Data excerpts:
^^^^^^^^
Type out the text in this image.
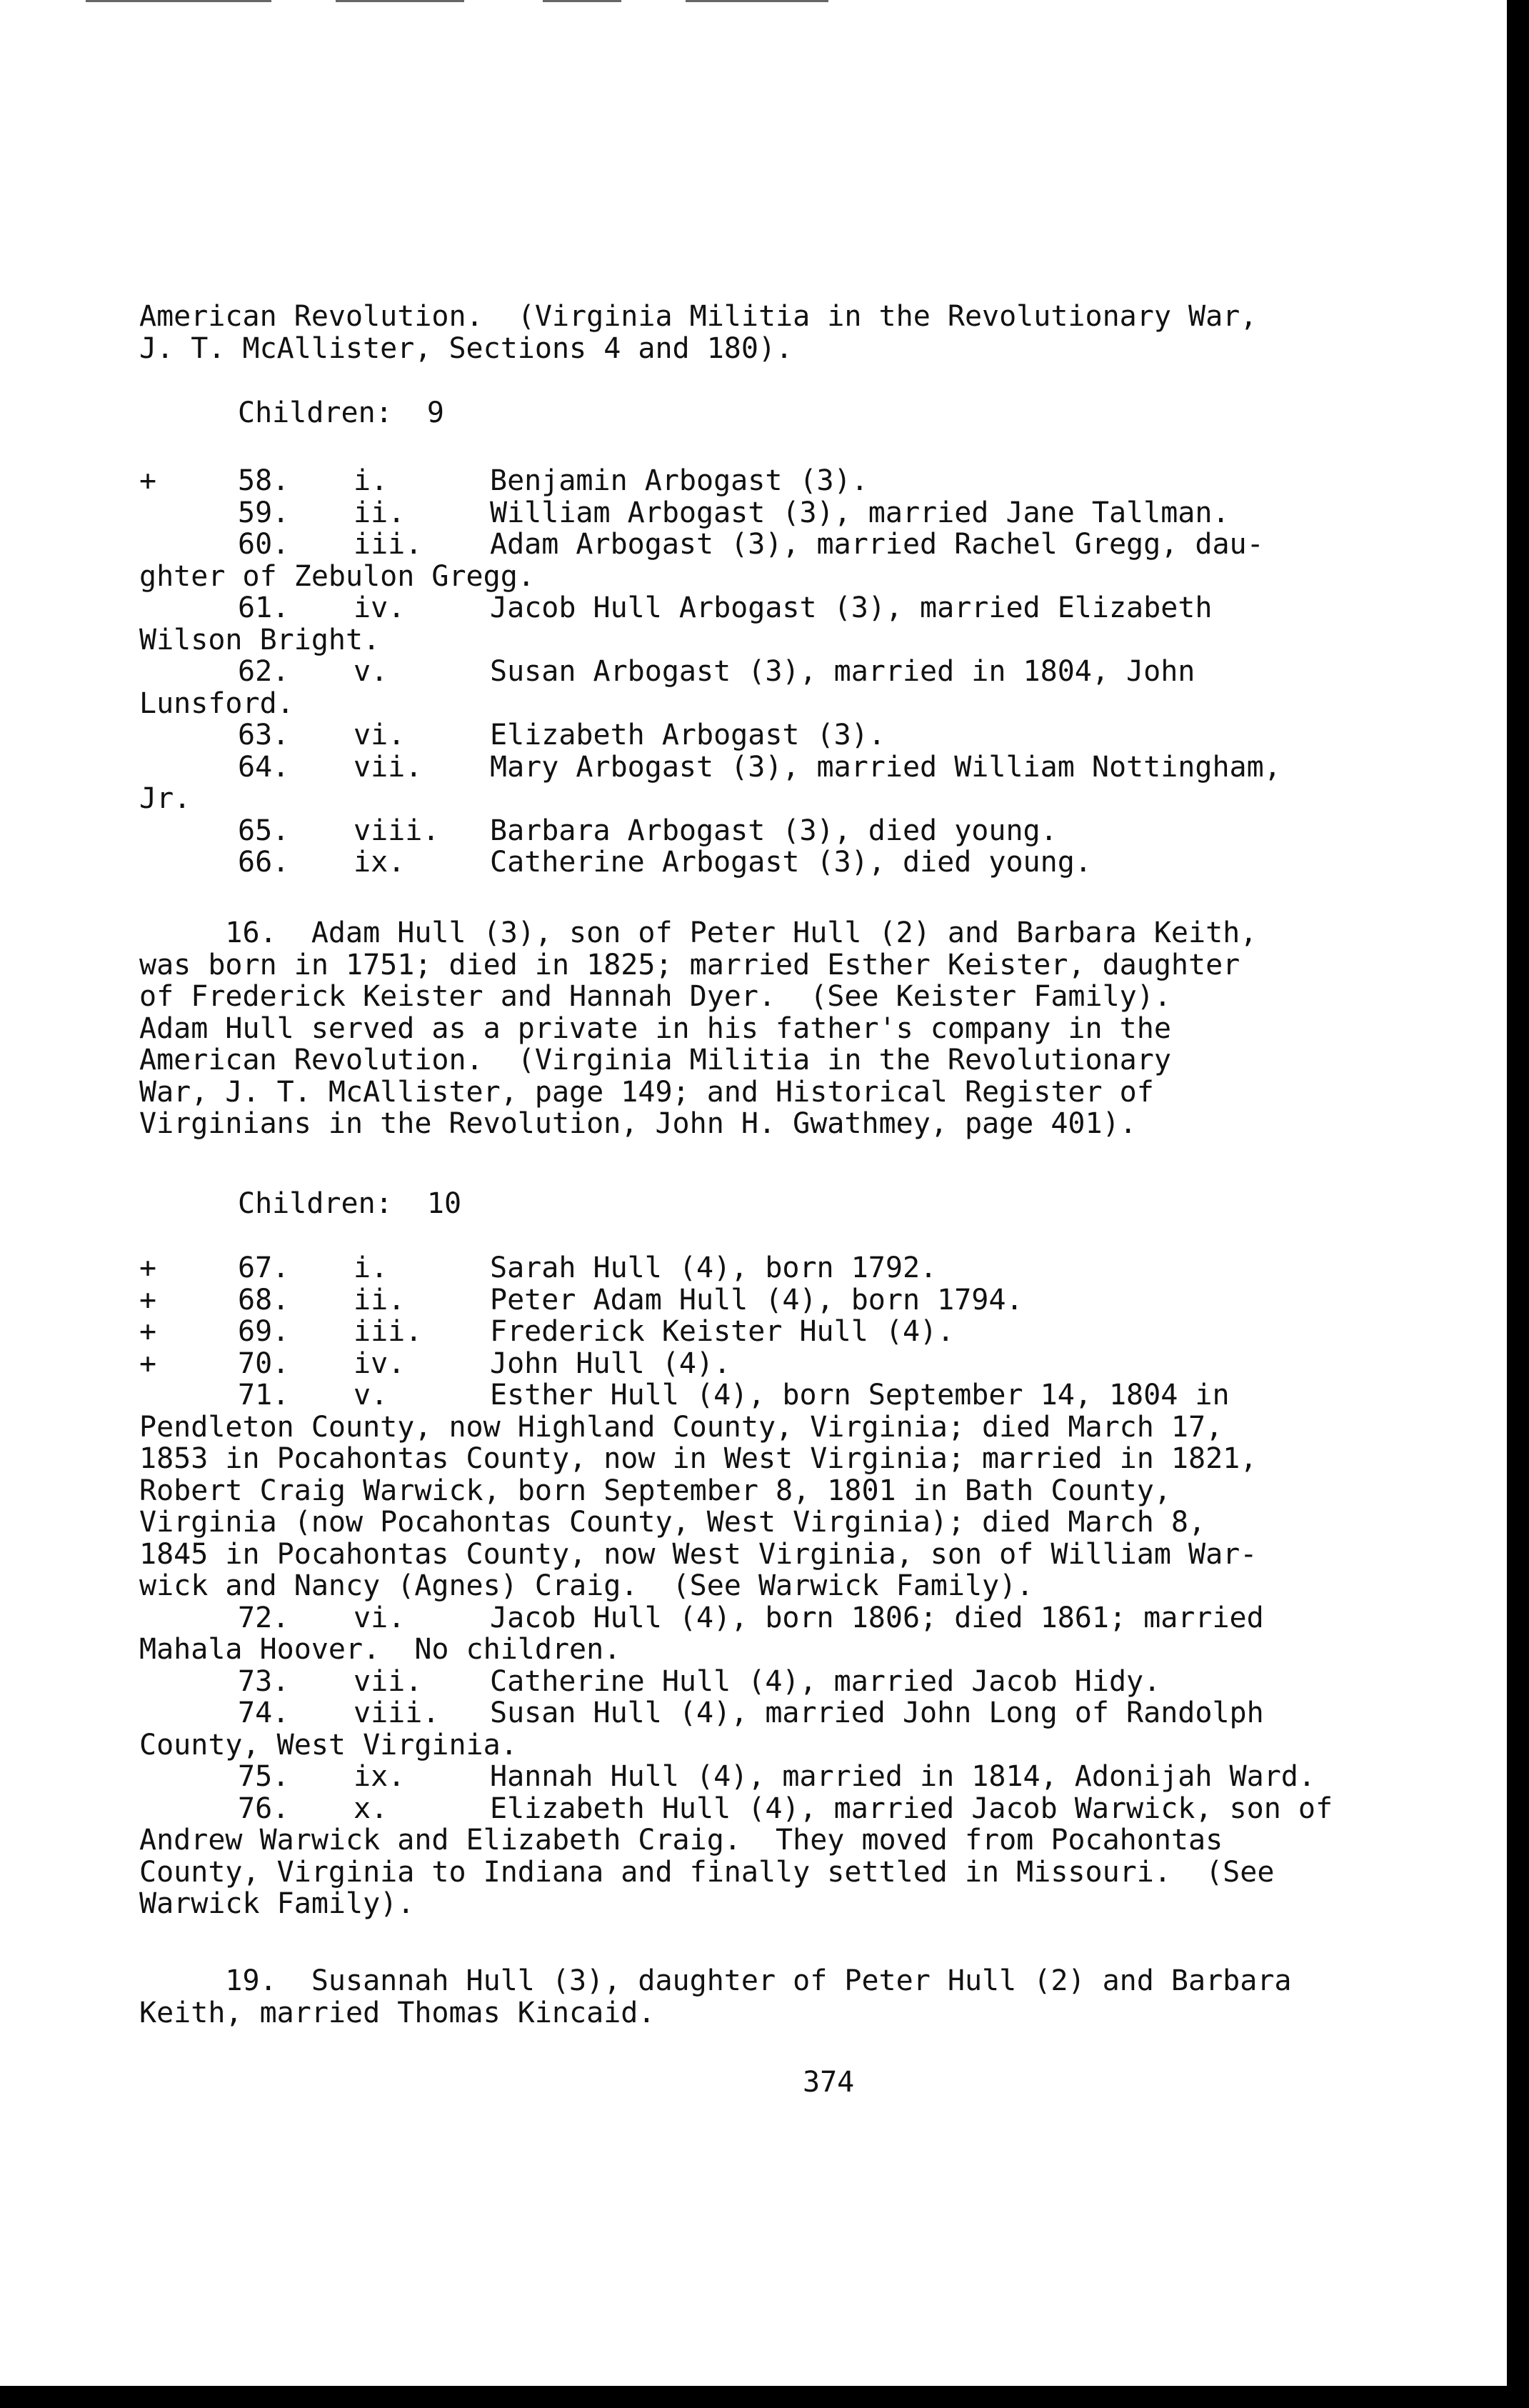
American Revolution.  (Virginia Militia in the Revolutionary War,
J. T. McAllister, Sections 4 and 180).
Children:  9
+	58. i.	Benjamin Arbogast (3).
59. ii.	William Arbogast (3), married Jane Tallman.
60. iii. Adam Arbogast (3), married Rachel Gregg, dau-
ghter of Zebulon Gregg.
61. iv.	Jacob Hull Arbogast (3), married Elizabeth
Wilson Bright.
62. v.	Susan Arbogast (3), married in 1804, John
Lunsford.
63. vi.	Elizabeth Arbogast (3).
64. vii. Mary Arbogast (3), married William Nottingham,
Jr.
65. viii. Barbara Arbogast (3), died young.
66. ix.	Catherine Arbogast (3), died young.
16.  Adam Hull (3), son of Peter Hull (2) and Barbara Keith,
was born in 1751; died in 1825; married Esther Keister, daughter
of Frederick Keister and Hannah Dyer.  (See Keister Family).
Adam Hull served as a private in his father's company in the
American Revolution.  (Virginia Militia in the Revolutionary
War, J. T. McAllister, page 149; and Historical Register of
Virginians in the Revolution, John H. Gwathmey, page 401).
Children:  10
+	67. i.	Sarah Hull (4), born 1792.
+	68. ii.	Peter Adam Hull (4), born 1794.
+	69. iii. Frederick Keister Hull (4).
+	70. iv.	John Hull (4).
71. v.	Esther Hull (4), born September 14, 1804 in
Pendleton County, now Highland County, Virginia; died March 17,
1853 in Pocahontas County, now in West Virginia; married in 1821,
Robert Craig Warwick, born September 8, 1801 in Bath County,
Virginia (now Pocahontas County, West Virginia); died March 8,
1845 in Pocahontas County, now West Virginia, son of William War-
wick and Nancy (Agnes) Craig.  (See Warwick Family).
72. vi.	Jacob Hull (4), born 1806; died 1861; married
Mahala Hoover.  No children.
73. vii. Catherine Hull (4), married Jacob Hidy.
74. viii. Susan Hull (4), married John Long of Randolph
County, West Virginia.
75. ix.	Hannah Hull (4), married in 1814, Adonijah Ward.
76. x.	Elizabeth Hull (4), married Jacob Warwick, son of
Andrew Warwick and Elizabeth Craig.  They moved from Pocahontas
County, Virginia to Indiana and finally settled in Missouri.  (See
Warwick Family).
19.  Susannah Hull (3), daughter of Peter Hull (2) and Barbara
Keith, married Thomas Kincaid.
374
^^^^^^^^
DO THIS: Pull out each line of the listing that holds the string "page".

FINAL ANSWER:
War, J. T. McAllister, page 149; and Historical Register of
Virginians in the Revolution, John H. Gwathmey, page 401).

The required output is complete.